◆ **Directions**: Write out the whole listing again, exactly as given.

Items listed in a dataset
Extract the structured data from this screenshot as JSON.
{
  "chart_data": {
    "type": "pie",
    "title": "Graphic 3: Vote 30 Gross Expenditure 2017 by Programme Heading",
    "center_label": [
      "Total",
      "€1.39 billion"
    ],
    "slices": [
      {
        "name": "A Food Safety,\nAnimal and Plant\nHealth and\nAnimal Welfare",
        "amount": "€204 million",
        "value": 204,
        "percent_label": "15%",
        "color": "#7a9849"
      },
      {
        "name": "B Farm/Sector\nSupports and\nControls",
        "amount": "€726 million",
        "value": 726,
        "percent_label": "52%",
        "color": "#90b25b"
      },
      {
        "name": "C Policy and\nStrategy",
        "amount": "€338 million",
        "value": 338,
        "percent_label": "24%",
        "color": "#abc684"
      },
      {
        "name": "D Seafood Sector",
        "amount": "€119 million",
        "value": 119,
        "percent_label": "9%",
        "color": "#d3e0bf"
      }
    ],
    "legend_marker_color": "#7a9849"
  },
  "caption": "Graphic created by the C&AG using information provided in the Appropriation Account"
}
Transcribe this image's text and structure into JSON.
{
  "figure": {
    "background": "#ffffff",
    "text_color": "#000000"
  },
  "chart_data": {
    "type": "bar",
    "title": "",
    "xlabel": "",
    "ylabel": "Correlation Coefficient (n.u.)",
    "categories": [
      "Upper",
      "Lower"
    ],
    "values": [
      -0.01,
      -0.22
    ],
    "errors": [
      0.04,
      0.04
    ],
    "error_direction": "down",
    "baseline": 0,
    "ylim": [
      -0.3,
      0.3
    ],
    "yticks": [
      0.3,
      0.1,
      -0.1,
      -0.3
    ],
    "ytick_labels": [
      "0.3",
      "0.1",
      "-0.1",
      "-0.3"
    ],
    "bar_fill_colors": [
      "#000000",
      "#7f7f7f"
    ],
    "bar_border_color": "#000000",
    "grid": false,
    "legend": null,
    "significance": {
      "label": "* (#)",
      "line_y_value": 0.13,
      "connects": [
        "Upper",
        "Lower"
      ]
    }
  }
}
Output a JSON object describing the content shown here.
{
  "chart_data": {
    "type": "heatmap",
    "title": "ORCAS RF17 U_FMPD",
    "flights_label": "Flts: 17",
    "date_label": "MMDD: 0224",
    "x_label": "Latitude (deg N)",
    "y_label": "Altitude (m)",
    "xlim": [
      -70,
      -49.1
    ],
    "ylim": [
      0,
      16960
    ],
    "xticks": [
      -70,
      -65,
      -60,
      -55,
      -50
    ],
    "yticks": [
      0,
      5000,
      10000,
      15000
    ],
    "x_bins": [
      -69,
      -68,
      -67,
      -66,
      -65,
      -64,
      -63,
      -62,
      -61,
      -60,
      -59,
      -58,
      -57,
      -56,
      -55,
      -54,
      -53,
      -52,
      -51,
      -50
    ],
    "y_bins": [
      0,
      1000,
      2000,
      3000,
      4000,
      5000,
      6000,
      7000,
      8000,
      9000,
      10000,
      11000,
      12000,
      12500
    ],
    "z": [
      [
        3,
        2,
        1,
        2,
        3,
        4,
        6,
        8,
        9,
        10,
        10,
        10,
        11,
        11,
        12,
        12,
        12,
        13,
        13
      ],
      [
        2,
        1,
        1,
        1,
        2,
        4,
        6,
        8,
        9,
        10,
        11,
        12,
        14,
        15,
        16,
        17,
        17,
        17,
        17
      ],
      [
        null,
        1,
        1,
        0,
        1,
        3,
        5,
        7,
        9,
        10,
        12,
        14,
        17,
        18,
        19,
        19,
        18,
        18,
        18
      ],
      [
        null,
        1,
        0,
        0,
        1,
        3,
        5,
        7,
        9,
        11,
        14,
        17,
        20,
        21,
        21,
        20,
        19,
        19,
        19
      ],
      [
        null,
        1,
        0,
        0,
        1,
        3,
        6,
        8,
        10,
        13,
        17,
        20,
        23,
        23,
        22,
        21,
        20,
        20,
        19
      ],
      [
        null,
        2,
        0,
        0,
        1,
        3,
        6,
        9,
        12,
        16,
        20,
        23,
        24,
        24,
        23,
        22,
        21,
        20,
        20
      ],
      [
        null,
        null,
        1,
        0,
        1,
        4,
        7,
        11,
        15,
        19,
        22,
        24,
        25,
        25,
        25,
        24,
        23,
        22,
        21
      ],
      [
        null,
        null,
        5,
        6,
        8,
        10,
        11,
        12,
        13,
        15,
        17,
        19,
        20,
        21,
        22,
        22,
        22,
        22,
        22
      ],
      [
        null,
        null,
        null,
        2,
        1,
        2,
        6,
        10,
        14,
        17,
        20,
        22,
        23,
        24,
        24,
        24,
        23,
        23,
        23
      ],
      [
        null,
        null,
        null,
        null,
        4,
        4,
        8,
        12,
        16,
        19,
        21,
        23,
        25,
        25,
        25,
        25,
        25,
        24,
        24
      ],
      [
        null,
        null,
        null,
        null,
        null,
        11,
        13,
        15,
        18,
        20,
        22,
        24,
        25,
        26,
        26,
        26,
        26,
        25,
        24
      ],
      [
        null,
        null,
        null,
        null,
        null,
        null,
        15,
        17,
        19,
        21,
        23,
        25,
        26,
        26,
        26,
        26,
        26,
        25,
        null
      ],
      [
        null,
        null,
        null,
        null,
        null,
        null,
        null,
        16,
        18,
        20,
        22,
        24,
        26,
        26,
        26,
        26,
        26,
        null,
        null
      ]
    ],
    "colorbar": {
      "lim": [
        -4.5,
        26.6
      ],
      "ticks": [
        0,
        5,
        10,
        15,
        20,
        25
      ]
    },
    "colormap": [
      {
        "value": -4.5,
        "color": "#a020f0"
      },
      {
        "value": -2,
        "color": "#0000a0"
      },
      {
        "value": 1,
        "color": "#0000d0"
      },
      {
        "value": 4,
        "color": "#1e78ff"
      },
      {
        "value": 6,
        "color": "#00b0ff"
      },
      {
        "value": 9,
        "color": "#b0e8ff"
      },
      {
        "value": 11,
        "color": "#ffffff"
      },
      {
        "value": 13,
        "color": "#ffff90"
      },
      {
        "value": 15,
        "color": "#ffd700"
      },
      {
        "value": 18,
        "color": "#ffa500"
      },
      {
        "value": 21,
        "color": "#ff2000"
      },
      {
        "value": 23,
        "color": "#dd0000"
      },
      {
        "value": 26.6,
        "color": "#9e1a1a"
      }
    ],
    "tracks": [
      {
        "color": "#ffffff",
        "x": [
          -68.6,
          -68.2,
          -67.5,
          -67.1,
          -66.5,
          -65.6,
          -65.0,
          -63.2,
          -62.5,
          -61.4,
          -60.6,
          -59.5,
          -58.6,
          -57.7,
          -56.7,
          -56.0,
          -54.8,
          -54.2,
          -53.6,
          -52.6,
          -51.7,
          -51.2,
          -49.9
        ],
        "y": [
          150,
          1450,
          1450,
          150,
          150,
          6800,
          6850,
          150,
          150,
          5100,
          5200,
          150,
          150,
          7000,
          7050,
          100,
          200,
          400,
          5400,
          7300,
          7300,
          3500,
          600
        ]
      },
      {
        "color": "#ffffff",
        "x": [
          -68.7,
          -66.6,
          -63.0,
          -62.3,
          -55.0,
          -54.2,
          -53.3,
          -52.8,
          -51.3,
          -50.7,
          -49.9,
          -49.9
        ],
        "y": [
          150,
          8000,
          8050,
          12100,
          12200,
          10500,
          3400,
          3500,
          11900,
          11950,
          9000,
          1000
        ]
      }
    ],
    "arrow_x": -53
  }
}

◆ **Written solution**:
Extract the structured data from this screenshot as JSON.
{
  "chart_data": {
    "type": "pie",
    "title": "Graphic 3: Vote 30 Gross Expenditure 2017 by Programme Heading",
    "center_label": [
      "Total",
      "€1.39 billion"
    ],
    "slices": [
      {
        "name": "A Food Safety,\nAnimal and Plant\nHealth and\nAnimal Welfare",
        "amount": "€204 million",
        "value": 204,
        "percent_label": "15%",
        "color": "#7a9849"
      },
      {
        "name": "B Farm/Sector\nSupports and\nControls",
        "amount": "€726 million",
        "value": 726,
        "percent_label": "52%",
        "color": "#90b25b"
      },
      {
        "name": "C Policy and\nStrategy",
        "amount": "€338 million",
        "value": 338,
        "percent_label": "24%",
        "color": "#abc684"
      },
      {
        "name": "D Seafood Sector",
        "amount": "€119 million",
        "value": 119,
        "percent_label": "9%",
        "color": "#d3e0bf"
      }
    ],
    "legend_marker_color": "#7a9849"
  },
  "caption": "Graphic created by the C&AG using information provided in the Appropriation Account"
}
Transcribe this image's text and structure into JSON.
{
  "figure": {
    "background": "#ffffff",
    "text_color": "#000000"
  },
  "chart_data": {
    "type": "bar",
    "title": "",
    "xlabel": "",
    "ylabel": "Correlation Coefficient (n.u.)",
    "categories": [
      "Upper",
      "Lower"
    ],
    "values": [
      -0.01,
      -0.22
    ],
    "errors": [
      0.04,
      0.04
    ],
    "error_direction": "down",
    "baseline": 0,
    "ylim": [
      -0.3,
      0.3
    ],
    "yticks": [
      0.3,
      0.1,
      -0.1,
      -0.3
    ],
    "ytick_labels": [
      "0.3",
      "0.1",
      "-0.1",
      "-0.3"
    ],
    "bar_fill_colors": [
      "#000000",
      "#7f7f7f"
    ],
    "bar_border_color": "#000000",
    "grid": false,
    "legend": null,
    "significance": {
      "label": "* (#)",
      "line_y_value": 0.13,
      "connects": [
        "Upper",
        "Lower"
      ]
    }
  }
}
Output a JSON object describing the content shown here.
{
  "chart_data": {
    "type": "heatmap",
    "title": "ORCAS RF17 U_FMPD",
    "flights_label": "Flts: 17",
    "date_label": "MMDD: 0224",
    "x_label": "Latitude (deg N)",
    "y_label": "Altitude (m)",
    "xlim": [
      -70,
      -49.1
    ],
    "ylim": [
      0,
      16960
    ],
    "xticks": [
      -70,
      -65,
      -60,
      -55,
      -50
    ],
    "yticks": [
      0,
      5000,
      10000,
      15000
    ],
    "x_bins": [
      -69,
      -68,
      -67,
      -66,
      -65,
      -64,
      -63,
      -62,
      -61,
      -60,
      -59,
      -58,
      -57,
      -56,
      -55,
      -54,
      -53,
      -52,
      -51,
      -50
    ],
    "y_bins": [
      0,
      1000,
      2000,
      3000,
      4000,
      5000,
      6000,
      7000,
      8000,
      9000,
      10000,
      11000,
      12000,
      12500
    ],
    "z": [
      [
        3,
        2,
        1,
        2,
        3,
        4,
        6,
        8,
        9,
        10,
        10,
        10,
        11,
        11,
        12,
        12,
        12,
        13,
        13
      ],
      [
        2,
        1,
        1,
        1,
        2,
        4,
        6,
        8,
        9,
        10,
        11,
        12,
        14,
        15,
        16,
        17,
        17,
        17,
        17
      ],
      [
        null,
        1,
        1,
        0,
        1,
        3,
        5,
        7,
        9,
        10,
        12,
        14,
        17,
        18,
        19,
        19,
        18,
        18,
        18
      ],
      [
        null,
        1,
        0,
        0,
        1,
        3,
        5,
        7,
        9,
        11,
        14,
        17,
        20,
        21,
        21,
        20,
        19,
        19,
        19
      ],
      [
        null,
        1,
        0,
        0,
        1,
        3,
        6,
        8,
        10,
        13,
        17,
        20,
        23,
        23,
        22,
        21,
        20,
        20,
        19
      ],
      [
        null,
        2,
        0,
        0,
        1,
        3,
        6,
        9,
        12,
        16,
        20,
        23,
        24,
        24,
        23,
        22,
        21,
        20,
        20
      ],
      [
        null,
        null,
        1,
        0,
        1,
        4,
        7,
        11,
        15,
        19,
        22,
        24,
        25,
        25,
        25,
        24,
        23,
        22,
        21
      ],
      [
        null,
        null,
        5,
        6,
        8,
        10,
        11,
        12,
        13,
        15,
        17,
        19,
        20,
        21,
        22,
        22,
        22,
        22,
        22
      ],
      [
        null,
        null,
        null,
        2,
        1,
        2,
        6,
        10,
        14,
        17,
        20,
        22,
        23,
        24,
        24,
        24,
        23,
        23,
        23
      ],
      [
        null,
        null,
        null,
        null,
        4,
        4,
        8,
        12,
        16,
        19,
        21,
        23,
        25,
        25,
        25,
        25,
        25,
        24,
        24
      ],
      [
        null,
        null,
        null,
        null,
        null,
        11,
        13,
        15,
        18,
        20,
        22,
        24,
        25,
        26,
        26,
        26,
        26,
        25,
        24
      ],
      [
        null,
        null,
        null,
        null,
        null,
        null,
        15,
        17,
        19,
        21,
        23,
        25,
        26,
        26,
        26,
        26,
        26,
        25,
        null
      ],
      [
        null,
        null,
        null,
        null,
        null,
        null,
        null,
        16,
        18,
        20,
        22,
        24,
        26,
        26,
        26,
        26,
        26,
        null,
        null
      ]
    ],
    "colorbar": {
      "lim": [
        -4.5,
        26.6
      ],
      "ticks": [
        0,
        5,
        10,
        15,
        20,
        25
      ]
    },
    "colormap": [
      {
        "value": -4.5,
        "color": "#a020f0"
      },
      {
        "value": -2,
        "color": "#0000a0"
      },
      {
        "value": 1,
        "color": "#0000d0"
      },
      {
        "value": 4,
        "color": "#1e78ff"
      },
      {
        "value": 6,
        "color": "#00b0ff"
      },
      {
        "value": 9,
        "color": "#b0e8ff"
      },
      {
        "value": 11,
        "color": "#ffffff"
      },
      {
        "value": 13,
        "color": "#ffff90"
      },
      {
        "value": 15,
        "color": "#ffd700"
      },
      {
        "value": 18,
        "color": "#ffa500"
      },
      {
        "value": 21,
        "color": "#ff2000"
      },
      {
        "value": 23,
        "color": "#dd0000"
      },
      {
        "value": 26.6,
        "color": "#9e1a1a"
      }
    ],
    "tracks": [
      {
        "color": "#ffffff",
        "x": [
          -68.6,
          -68.2,
          -67.5,
          -67.1,
          -66.5,
          -65.6,
          -65.0,
          -63.2,
          -62.5,
          -61.4,
          -60.6,
          -59.5,
          -58.6,
          -57.7,
          -56.7,
          -56.0,
          -54.8,
          -54.2,
          -53.6,
          -52.6,
          -51.7,
          -51.2,
          -49.9
        ],
        "y": [
          150,
          1450,
          1450,
          150,
          150,
          6800,
          6850,
          150,
          150,
          5100,
          5200,
          150,
          150,
          7000,
          7050,
          100,
          200,
          400,
          5400,
          7300,
          7300,
          3500,
          600
        ]
      },
      {
        "color": "#ffffff",
        "x": [
          -68.7,
          -66.6,
          -63.0,
          -62.3,
          -55.0,
          -54.2,
          -53.3,
          -52.8,
          -51.3,
          -50.7,
          -49.9,
          -49.9
        ],
        "y": [
          150,
          8000,
          8050,
          12100,
          12200,
          10500,
          3400,
          3500,
          11900,
          11950,
          9000,
          1000
        ]
      }
    ],
    "arrow_x": -53
  }
}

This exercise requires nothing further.